───── Data rows
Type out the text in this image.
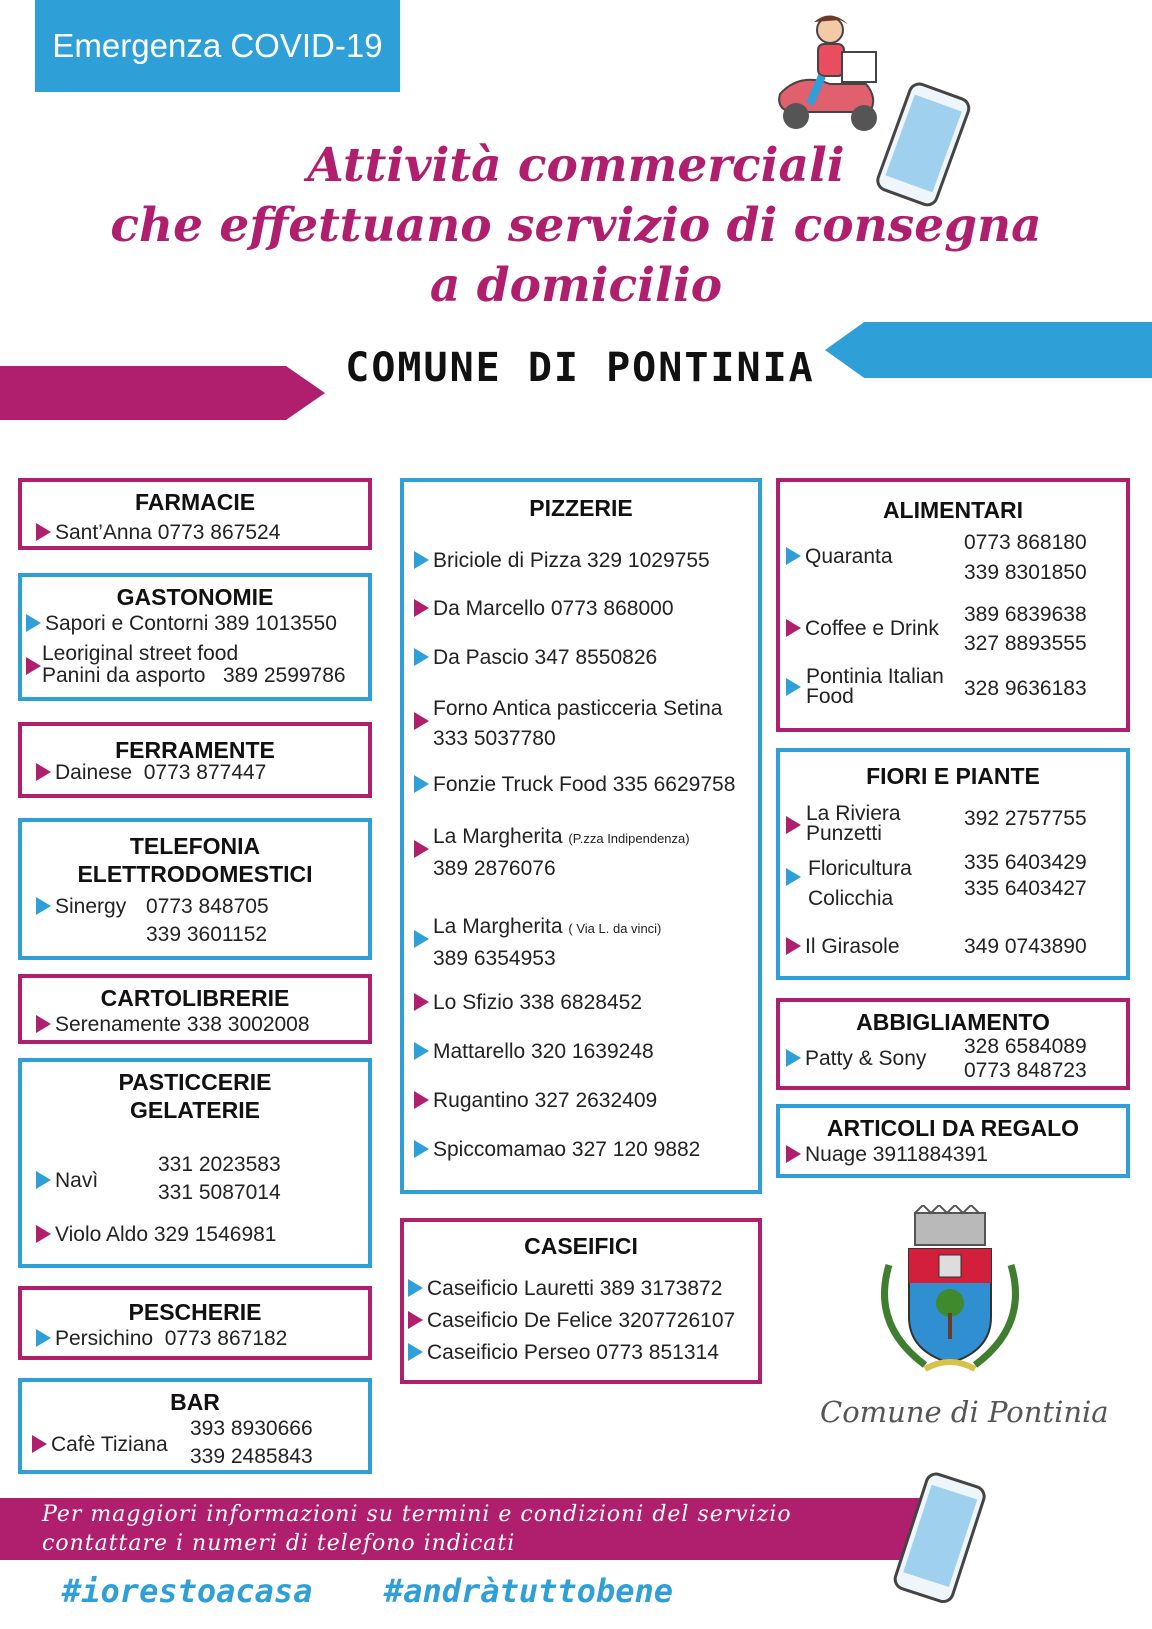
Emergenza COVID-19
Attività commerciali
che effettuano servizio di consegna
a domicilio
COMUNE DI PONTINIA
FARMACIE
Sant’Anna 0773 867524
GASTONOMIE
Sapori e Contorni 389 1013550
Leoriginal street food
Panini da asporto 389 2599786
FERRAMENTE
Dainese 0773 877447
TELEFONIA
ELETTRODOMESTICI
Sinergy 0773 848705
339 3601152
CARTOLIBRERIE
Serenamente 338 3002008
PASTICCERIE
GELATERIE
Navì
331 2023583
331 5087014
Violo Aldo 329 1546981
PESCHERIE
Persichino 0773 867182
BAR
Cafè Tiziana
393 8930666
339 2485843
PIZZERIE
Briciole di Pizza 329 1029755
Da Marcello 0773 868000
Da Pascio 347 8550826
Forno Antica pasticceria Setina
333 5037780
Fonzie Truck Food 335 6629758
La Margherita (P.zza Indipendenza)
389 2876076
La Margherita ( Via L. da vinci)
389 6354953
Lo Sfizio 338 6828452
Mattarello 320 1639248
Rugantino 327 2632409
Spiccomamao 327 120 9882
CASEIFICI
Caseificio Lauretti 389 3173872
Caseificio De Felice 3207726107
Caseificio Perseo 0773 851314
ALIMENTARI
Quaranta
0773 868180
339 8301850
Coffee e Drink
389 6839638
327 8893555
Pontinia Italian
Food	328 9636183
FIORI E PIANTE
La Riviera
Punzetti
392 2757755
Floricultura
Colicchia
335 6403429
335 6403427
Il Girasole	349 0743890
ABBIGLIAMENTO
Patty & Sony
328 6584089
0773 848723
ARTICOLI DA REGALO
Nuage 3911884391
Comune di Pontinia
Per maggiori informazioni su termini e condizioni del servizio
contattare i numeri di telefono indicati
#iorestoacasa #andràtuttobene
──────────
Without the pictures, reproduce every line of the records above exactly.

Type out the text in this image.
Emergenza COVID-19
Attività commerciali
che effettuano servizio di consegna
a domicilio
COMUNE DI PONTINIA
FARMACIE
Sant’Anna 0773 867524
GASTONOMIE
Sapori e Contorni 389 1013550
Leoriginal street food
Panini da asporto 389 2599786
FERRAMENTE
Dainese 0773 877447
TELEFONIA
ELETTRODOMESTICI
Sinergy 0773 848705
339 3601152
CARTOLIBRERIE
Serenamente 338 3002008
PASTICCERIE
GELATERIE
Navì
331 2023583
331 5087014
Violo Aldo 329 1546981
PESCHERIE
Persichino 0773 867182
BAR
Cafè Tiziana
393 8930666
339 2485843
PIZZERIE
Briciole di Pizza 329 1029755
Da Marcello 0773 868000
Da Pascio 347 8550826
Forno Antica pasticceria Setina
333 5037780
Fonzie Truck Food 335 6629758
La Margherita (P.zza Indipendenza)
389 2876076
La Margherita ( Via L. da vinci)
389 6354953
Lo Sfizio 338 6828452
Mattarello 320 1639248
Rugantino 327 2632409
Spiccomamao 327 120 9882
CASEIFICI
Caseificio Lauretti 389 3173872
Caseificio De Felice 3207726107
Caseificio Perseo 0773 851314
ALIMENTARI
Quaranta
0773 868180
339 8301850
Coffee e Drink
389 6839638
327 8893555
Pontinia Italian
Food	328 9636183
FIORI E PIANTE
La Riviera
Punzetti
392 2757755
Floricultura
Colicchia
335 6403429
335 6403427
Il Girasole	349 0743890
ABBIGLIAMENTO
Patty & Sony
328 6584089
0773 848723
ARTICOLI DA REGALO
Nuage 3911884391
Comune di Pontinia
Per maggiori informazioni su termini e condizioni del servizio
contattare i numeri di telefono indicati
#iorestoacasa #andràtuttobene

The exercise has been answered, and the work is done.